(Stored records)

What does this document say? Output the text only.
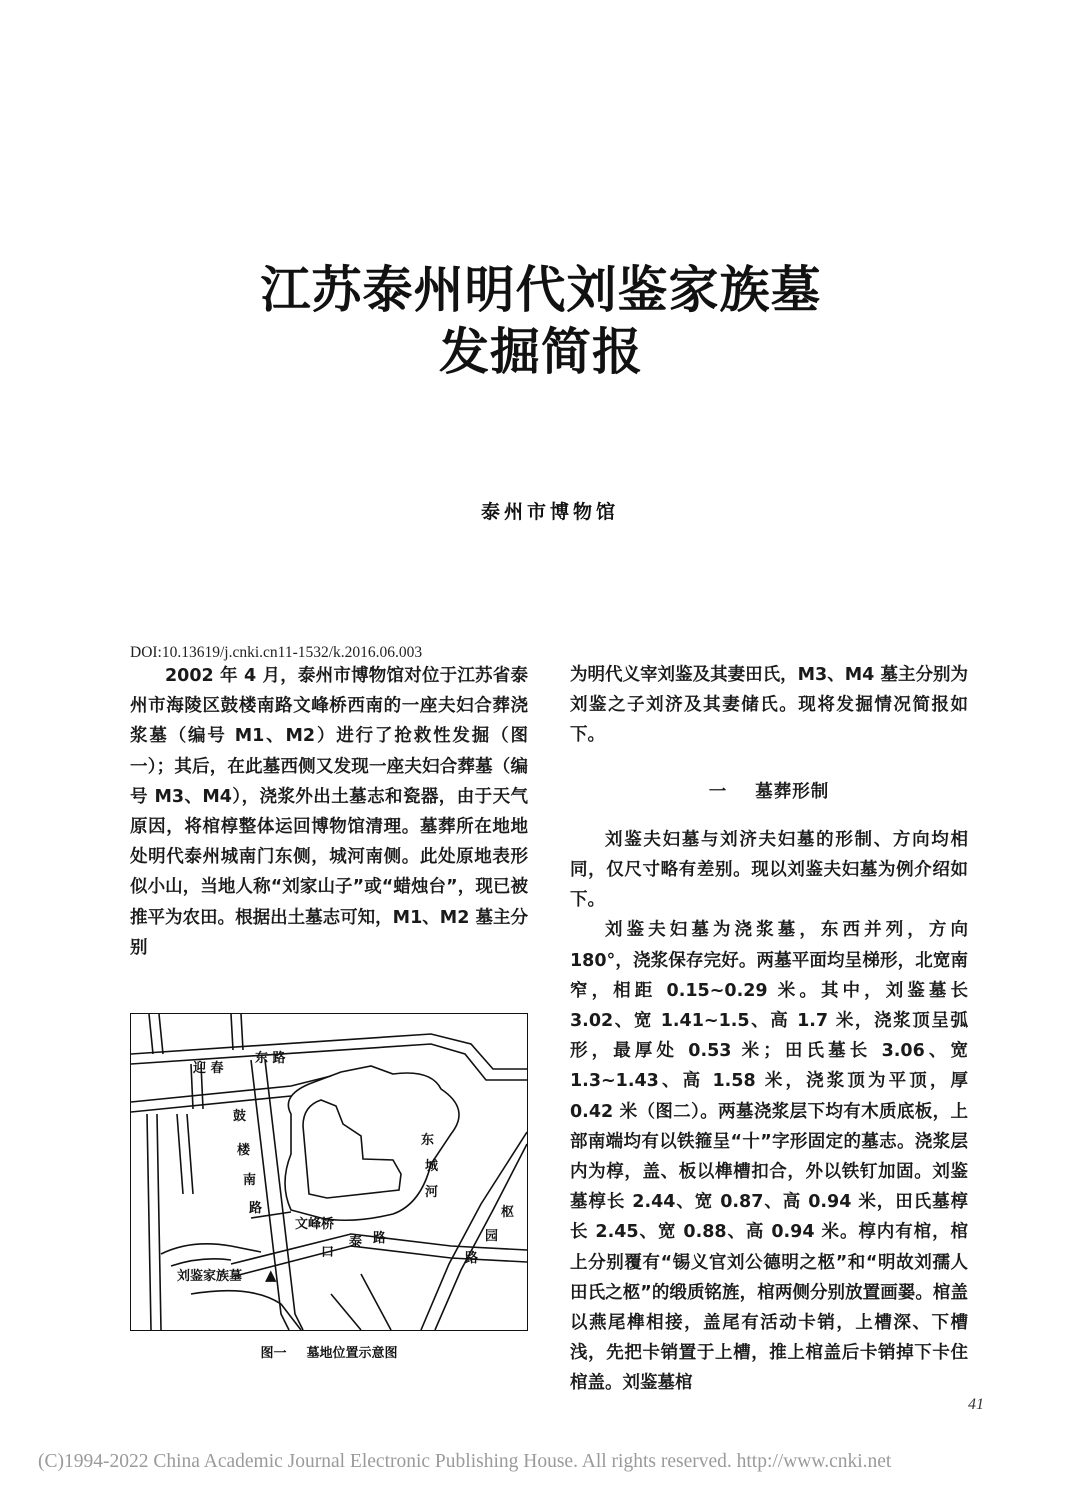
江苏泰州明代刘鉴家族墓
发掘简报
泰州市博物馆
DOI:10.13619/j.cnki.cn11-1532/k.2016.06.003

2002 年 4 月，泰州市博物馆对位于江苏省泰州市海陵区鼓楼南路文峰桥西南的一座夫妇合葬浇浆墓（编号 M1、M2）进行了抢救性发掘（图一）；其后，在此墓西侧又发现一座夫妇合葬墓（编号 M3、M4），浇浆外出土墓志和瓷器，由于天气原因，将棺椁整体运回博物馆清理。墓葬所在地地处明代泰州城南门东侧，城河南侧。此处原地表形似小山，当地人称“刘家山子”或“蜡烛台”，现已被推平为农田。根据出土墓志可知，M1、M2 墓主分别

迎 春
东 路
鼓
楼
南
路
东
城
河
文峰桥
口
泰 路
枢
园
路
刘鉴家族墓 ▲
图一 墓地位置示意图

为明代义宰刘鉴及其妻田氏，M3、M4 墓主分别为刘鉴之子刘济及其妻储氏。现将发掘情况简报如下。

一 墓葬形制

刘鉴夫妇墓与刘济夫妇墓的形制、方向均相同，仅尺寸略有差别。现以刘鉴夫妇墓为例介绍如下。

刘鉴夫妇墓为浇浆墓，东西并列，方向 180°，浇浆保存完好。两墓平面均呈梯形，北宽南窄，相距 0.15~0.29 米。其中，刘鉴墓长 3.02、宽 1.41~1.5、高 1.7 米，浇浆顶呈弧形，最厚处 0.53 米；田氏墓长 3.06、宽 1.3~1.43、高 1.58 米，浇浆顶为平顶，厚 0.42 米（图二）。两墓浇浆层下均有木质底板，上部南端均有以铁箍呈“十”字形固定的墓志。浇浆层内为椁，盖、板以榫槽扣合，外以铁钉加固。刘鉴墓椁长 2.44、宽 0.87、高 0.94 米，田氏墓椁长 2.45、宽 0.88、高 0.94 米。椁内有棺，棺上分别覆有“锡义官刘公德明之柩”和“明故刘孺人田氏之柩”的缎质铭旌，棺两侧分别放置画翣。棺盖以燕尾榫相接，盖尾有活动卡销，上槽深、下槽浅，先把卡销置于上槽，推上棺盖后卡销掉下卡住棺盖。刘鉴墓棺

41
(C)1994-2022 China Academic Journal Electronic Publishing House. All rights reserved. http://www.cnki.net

SET PROBLEM: Only the number is needed: state how many lines in the listing contain "cnki".

TASK RESPONSE: 2